Selected extract:
It looks like whoever wrote the statistical guidelines didn’t ask a statistician to take a look….

1. Error bars aren’t associated with tests.

2. Reporting n for “independent experiments” is going to become nonsensical very quickly: the moment you report means of groups of observations in a hierarchical design. Which level do you use? The notion of “independent experiments” breaks down (indeed the notion of degrees of freedom takes a battering once you introduce random effects). I can’t really see why this is being insisted upon: there are times when it is reasonable to report n’s like this, but surely not always. Imagine plotting 50 estimates, with standard errors, and being forced to give the sample too. Who cares? The standard error tells you the variability, and the methods section should give a reasonable idea about the n’s (e.g. their mean and range).

Aaagh! No data meets the assumption of the test.

Complete the following:
A. Do these statements agree with the comment on statistical guidelines? (i) Error bars are associated with tests. (ii) The methods section should give a reasonable idea about the n's, such as their mean and range. (iii) Reporting n's for independent experiments is never reasonable. For each, answer yes or no and quote the words of the comment that decide it.
B. Extend the comment on statistical guidelines, beginning after its last sentence, "Aaagh! No data meets the assumption of the test."
The lines that follow have nothing to do with the comment on statistical guidelines.

Data excerpt:
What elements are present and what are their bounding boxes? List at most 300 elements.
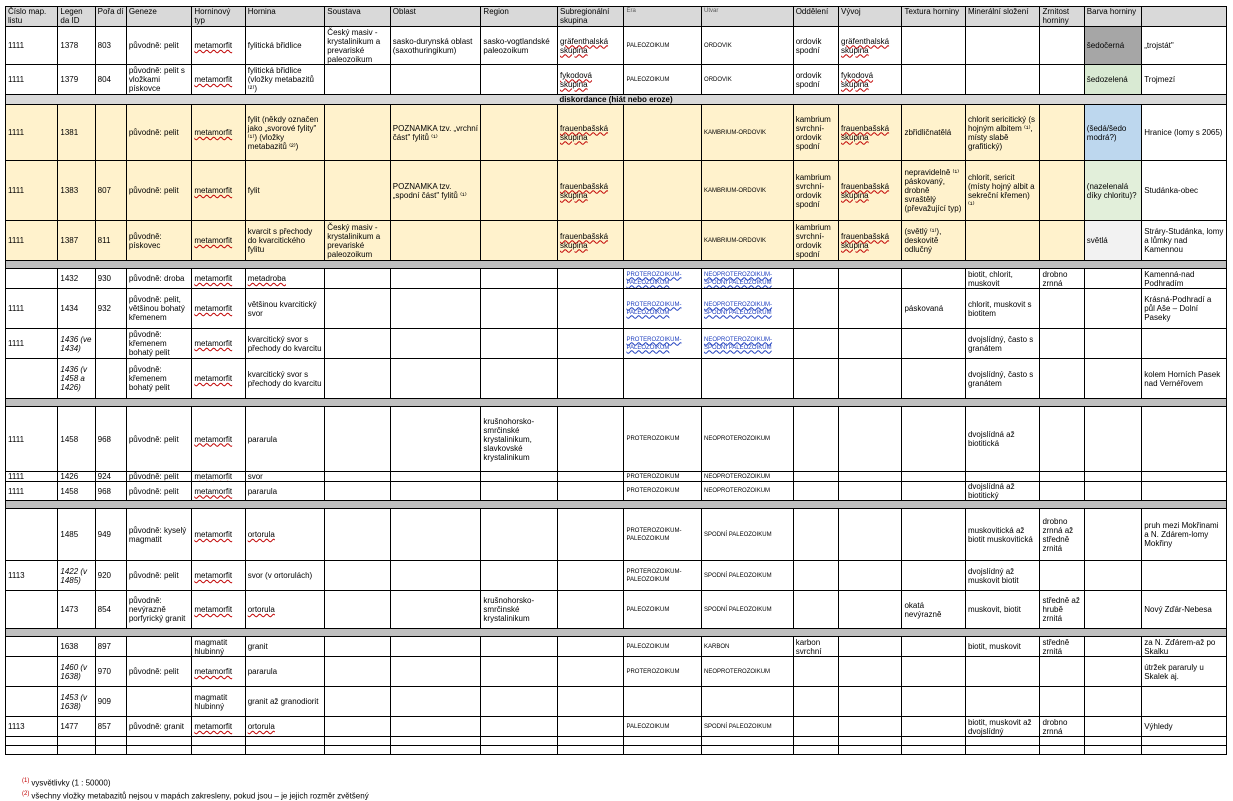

Results of the exercise:
A.
(i) No: "Error bars aren’t associated with tests."
(ii) Yes: "the methods section should give a reasonable idea about the n’s (e.g. their mean and range)."
(iii) No: "there are times when it is reasonable to report n’s like this, but surely not always."

B.
Esa Läärä made the amusing point ( pdf) that these sorts of test are pointless: either you only have a small amount of data, so the test will never be “significant”, or you have a lot of data, in which case the test will almost always be significant, but it won’t matter, because large sample theory kicks in. The grey zone in between is probably fairly small. And if the analysis isn’t robust to the assumptions, insisting on a non-parametric test is too restrictive: there are robust regression methods, for example. Or one can explore

whythe analyses aren’t robust: often you can show that it doesn’t make a difference, or that only one or two outliers affect the inference.Sorry, this is a semi-regular rant. One of the occupational hazards of being a statistician. There is some good advice in there too, but one shouldn’t be too prescriptive, or you end up forcing scientists into doing stuff which they know is silly, if they’re allowed to think about it for a bit.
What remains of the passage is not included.